-- Questions à traiter --
(a) Recopiez la section de texte de « La Conférence Babacar » jusqu'à « des économies africaines? », en substituant « bâtisseurs » à « pères fondateurs ».
(b) D'après la section de texte, quel rôle le Dr Babacar Ndiaye a-t-il joué auprès d'Afreximbank ?

-- Section de texte --
-.-.-
Ce que nous faisons aujourd’hui en fait partie. Nous voulons que les gens sachent ce qui se passe, qu’ils soient informés de la situation de l’architecture financière mondiale, les changements qui se produisent dans l’environnement mondial et qui ont un impact sur nous en tant que personnes. Et l’une des choses que nous croyons pouvoir faire pour nous-mêmes est de nous rassembler pour devenir une force ; nous commençons à traiter le problème que la fragmentation nous a apporté. Ainsi, lorsque nous nous réunissons et que nous voyons que nous avons un problème commun, nous nous présentons comme des personnes parlant d’une seule voix et lorsque nous parlons d’une seule voix, le monde nous écoute. Nous pouvons commencer à dire que ces règles et règlements n’ont pas permis de se développer depuis les années 1940 et que nous, en tant que peuple, les rejetons, nous pouvons commencer à demander des changements. Cela garantira la prise en compte de nos préoccupations, c’est ce que nous appelons l’inclusion. Dans ce monde où la concurrence est intense, on n’obtient rien en mendiant ; on obtient quelque chose en se constituant en une force sur laquelle on comptera et alors nous serons invités à la table. C’est ce que nous essayons de faire.
La Conférence Babacar Ndiaye fait avancer l’héritage du Dr Babacar Ndiaye, l’un des pères fondateurs d’Afreximbank. Comment cet événement rend-t-il hommage à ce pionnier de la vision portant sur la transformation structurelle des économies africaines?
-.-.-
-- Liste des données --
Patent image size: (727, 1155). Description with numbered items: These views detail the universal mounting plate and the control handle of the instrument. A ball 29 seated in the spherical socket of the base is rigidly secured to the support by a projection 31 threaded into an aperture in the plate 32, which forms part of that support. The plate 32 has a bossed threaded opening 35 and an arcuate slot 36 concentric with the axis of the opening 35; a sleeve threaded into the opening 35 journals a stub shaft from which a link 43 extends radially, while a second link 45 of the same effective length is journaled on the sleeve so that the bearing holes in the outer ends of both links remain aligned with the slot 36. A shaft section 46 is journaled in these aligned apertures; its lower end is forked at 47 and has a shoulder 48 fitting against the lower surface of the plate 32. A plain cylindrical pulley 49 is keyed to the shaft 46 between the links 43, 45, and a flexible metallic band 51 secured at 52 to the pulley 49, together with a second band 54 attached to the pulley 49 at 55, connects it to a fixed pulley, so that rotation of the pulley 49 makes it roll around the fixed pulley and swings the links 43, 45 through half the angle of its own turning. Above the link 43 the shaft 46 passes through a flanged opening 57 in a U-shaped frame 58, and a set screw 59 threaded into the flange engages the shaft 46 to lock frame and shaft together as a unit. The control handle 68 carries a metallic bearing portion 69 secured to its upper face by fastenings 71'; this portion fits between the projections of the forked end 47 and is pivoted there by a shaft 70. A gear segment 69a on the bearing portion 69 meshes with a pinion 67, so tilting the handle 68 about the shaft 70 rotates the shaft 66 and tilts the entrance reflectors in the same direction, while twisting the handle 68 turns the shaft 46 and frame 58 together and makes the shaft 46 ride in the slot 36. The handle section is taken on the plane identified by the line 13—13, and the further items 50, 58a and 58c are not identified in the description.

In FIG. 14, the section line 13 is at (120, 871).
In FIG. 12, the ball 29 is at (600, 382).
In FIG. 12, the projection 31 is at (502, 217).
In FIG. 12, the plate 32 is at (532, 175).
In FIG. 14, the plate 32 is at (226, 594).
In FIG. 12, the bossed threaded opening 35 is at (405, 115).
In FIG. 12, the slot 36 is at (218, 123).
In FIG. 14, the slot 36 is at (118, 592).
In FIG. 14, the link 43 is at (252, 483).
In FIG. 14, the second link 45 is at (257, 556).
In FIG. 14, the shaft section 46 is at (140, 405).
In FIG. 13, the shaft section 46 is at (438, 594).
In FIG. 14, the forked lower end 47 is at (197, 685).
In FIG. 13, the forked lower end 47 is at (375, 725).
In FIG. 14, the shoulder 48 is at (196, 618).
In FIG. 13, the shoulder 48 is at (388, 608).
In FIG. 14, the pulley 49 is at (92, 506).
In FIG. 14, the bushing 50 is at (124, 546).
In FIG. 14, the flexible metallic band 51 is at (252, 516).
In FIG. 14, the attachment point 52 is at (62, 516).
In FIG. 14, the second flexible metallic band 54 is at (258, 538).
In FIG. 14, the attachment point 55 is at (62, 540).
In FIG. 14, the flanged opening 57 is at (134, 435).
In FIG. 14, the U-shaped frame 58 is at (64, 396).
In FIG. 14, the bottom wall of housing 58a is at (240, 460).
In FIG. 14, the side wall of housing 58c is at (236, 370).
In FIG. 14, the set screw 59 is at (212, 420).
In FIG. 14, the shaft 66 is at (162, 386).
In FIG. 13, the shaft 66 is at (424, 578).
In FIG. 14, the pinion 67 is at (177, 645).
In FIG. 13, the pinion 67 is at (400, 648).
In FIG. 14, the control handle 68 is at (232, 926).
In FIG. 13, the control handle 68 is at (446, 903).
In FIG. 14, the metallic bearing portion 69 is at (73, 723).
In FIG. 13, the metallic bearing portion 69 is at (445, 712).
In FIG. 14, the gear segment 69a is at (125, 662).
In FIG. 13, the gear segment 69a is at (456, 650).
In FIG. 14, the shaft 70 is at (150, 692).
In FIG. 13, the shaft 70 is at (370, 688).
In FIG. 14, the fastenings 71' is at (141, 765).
-.-.-
-- Réponses --
(a)
La Conférence Babacar Ndiaye fait avancer l’héritage du Dr Babacar Ndiaye, l’un des bâtisseurs d’Afreximbank. Comment cet événement rend-t-il hommage à ce pionnier de la vision portant sur la transformation structurelle des économies africaines?

(b) Il a été l'un des pères fondateurs d'Afreximbank.